#### [REQUIREMENTS]
Retype the records below word for word and omit any image.

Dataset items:
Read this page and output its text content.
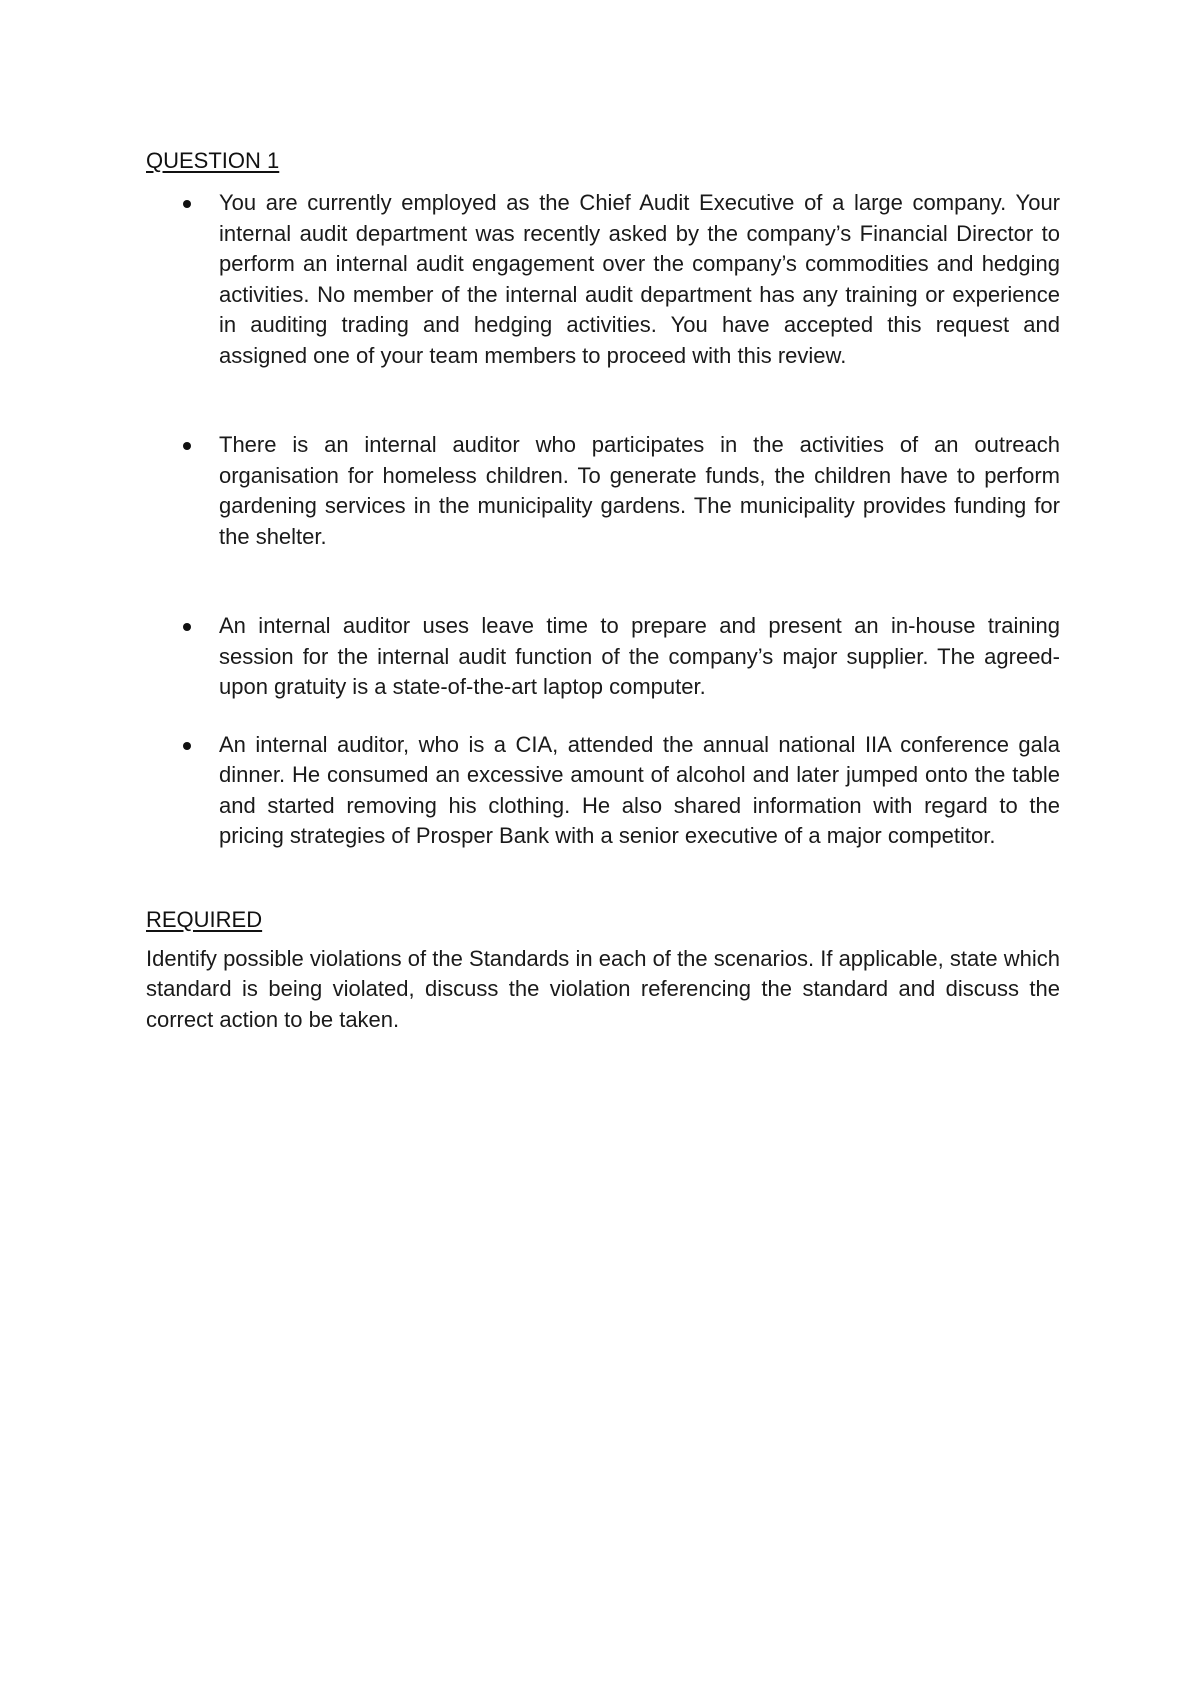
QUESTION 1

You are currently employed as the Chief Audit Executive of a large company. Your internal audit department was recently asked by the company’s Financial Director to perform an internal audit engagement over the company’s commodities and hedging activities. No member of the internal audit department has any training or experience in auditing trading and hedging activities. You have accepted this request and assigned one of your team members to proceed with this review.
There is an internal auditor who participates in the activities of an outreach organisation for homeless children. To generate funds, the children have to perform gardening services in the municipality gardens. The municipality provides funding for the shelter.
An internal auditor uses leave time to prepare and present an in-house training session for the internal audit function of the company’s major supplier. The agreed-upon gratuity is a state-of-the-art laptop computer.
An internal auditor, who is a CIA, attended the annual national IIA conference gala dinner. He consumed an excessive amount of alcohol and later jumped onto the table and started removing his clothing. He also shared information with regard to the pricing strategies of Prosper Bank with a senior executive of a major competitor.

REQUIRED

Identify possible violations of the Standards in each of the scenarios. If applicable, state which standard is being violated, discuss the violation referencing the standard and discuss the correct action to be taken.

#### [EXERCISE OUTPUT]
Read this page and output its text content.
QUESTION 1

You are currently employed as the Chief Audit Executive of a large company. Your internal audit department was recently asked by the company’s Financial Director to perform an internal audit engagement over the company’s commodities and hedging activities. No member of the internal audit department has any training or experience in auditing trading and hedging activities. You have accepted this request and assigned one of your team members to proceed with this review.
There is an internal auditor who participates in the activities of an outreach organisation for homeless children. To generate funds, the children have to perform gardening services in the municipality gardens. The municipality provides funding for the shelter.
An internal auditor uses leave time to prepare and present an in-house training session for the internal audit function of the company’s major supplier. The agreed-upon gratuity is a state-of-the-art laptop computer.
An internal auditor, who is a CIA, attended the annual national IIA conference gala dinner. He consumed an excessive amount of alcohol and later jumped onto the table and started removing his clothing. He also shared information with regard to the pricing strategies of Prosper Bank with a senior executive of a major competitor.

REQUIRED

Identify possible violations of the Standards in each of the scenarios. If applicable, state which standard is being violated, discuss the violation referencing the standard and discuss the correct action to be taken.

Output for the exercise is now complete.